[Data items]

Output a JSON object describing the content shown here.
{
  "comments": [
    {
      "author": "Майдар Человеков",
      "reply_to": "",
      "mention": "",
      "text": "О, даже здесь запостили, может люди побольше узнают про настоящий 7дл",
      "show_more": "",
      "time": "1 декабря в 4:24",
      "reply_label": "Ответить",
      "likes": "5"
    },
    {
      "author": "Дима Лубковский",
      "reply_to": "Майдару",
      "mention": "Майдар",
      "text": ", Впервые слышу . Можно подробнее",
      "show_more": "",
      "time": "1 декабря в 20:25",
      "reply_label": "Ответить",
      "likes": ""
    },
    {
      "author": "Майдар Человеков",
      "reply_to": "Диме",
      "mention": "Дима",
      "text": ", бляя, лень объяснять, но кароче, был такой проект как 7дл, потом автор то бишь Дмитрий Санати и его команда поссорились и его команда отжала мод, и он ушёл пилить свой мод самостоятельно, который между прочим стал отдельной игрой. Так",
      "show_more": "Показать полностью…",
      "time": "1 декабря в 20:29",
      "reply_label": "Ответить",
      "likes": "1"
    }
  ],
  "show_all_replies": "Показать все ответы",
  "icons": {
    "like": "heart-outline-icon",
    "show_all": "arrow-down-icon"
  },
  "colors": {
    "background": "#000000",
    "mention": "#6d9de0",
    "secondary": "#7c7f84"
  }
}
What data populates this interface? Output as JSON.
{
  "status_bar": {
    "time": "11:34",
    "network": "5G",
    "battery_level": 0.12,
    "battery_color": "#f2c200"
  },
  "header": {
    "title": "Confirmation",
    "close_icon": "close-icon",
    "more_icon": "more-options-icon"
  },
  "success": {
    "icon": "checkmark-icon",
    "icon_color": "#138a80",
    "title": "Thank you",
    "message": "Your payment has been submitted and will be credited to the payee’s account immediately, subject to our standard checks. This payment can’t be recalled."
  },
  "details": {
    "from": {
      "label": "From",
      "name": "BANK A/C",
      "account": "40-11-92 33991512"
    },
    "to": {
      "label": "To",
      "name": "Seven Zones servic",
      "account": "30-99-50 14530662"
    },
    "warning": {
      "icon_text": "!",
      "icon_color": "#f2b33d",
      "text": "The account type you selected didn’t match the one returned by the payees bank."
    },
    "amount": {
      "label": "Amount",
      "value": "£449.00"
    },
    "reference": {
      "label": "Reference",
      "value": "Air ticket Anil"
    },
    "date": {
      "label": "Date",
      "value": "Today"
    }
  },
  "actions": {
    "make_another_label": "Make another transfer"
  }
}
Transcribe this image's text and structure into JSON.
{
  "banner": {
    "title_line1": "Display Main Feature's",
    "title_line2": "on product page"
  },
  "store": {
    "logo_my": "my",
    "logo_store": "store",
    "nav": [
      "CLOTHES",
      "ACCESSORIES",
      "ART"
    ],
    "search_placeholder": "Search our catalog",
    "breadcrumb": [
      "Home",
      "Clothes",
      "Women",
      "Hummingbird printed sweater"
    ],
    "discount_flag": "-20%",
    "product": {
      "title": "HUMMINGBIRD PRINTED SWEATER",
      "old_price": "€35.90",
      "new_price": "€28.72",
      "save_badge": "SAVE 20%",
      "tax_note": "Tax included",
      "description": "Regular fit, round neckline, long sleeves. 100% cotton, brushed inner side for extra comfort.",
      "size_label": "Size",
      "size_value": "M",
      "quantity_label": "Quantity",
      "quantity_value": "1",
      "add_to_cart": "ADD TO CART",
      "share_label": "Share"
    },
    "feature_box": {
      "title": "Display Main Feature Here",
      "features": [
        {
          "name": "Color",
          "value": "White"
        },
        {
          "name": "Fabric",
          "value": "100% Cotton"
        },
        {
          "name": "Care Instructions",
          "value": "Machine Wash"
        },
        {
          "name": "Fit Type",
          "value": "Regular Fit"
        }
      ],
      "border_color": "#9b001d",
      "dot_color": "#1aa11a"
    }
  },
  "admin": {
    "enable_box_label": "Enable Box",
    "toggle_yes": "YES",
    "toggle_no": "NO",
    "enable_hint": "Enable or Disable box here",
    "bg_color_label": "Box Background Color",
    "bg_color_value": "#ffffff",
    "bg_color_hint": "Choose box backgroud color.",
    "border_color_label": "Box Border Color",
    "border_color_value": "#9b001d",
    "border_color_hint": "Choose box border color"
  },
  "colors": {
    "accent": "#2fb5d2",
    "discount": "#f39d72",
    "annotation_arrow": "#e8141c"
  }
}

#### TASK TO CARRY OUT:
Extract, from the material above, each line holding the word "Choose".

#### FULL ANSWER:
    "bg_color_hint": "Choose box backgroud color.",
    "border_color_hint": "Choose box border color"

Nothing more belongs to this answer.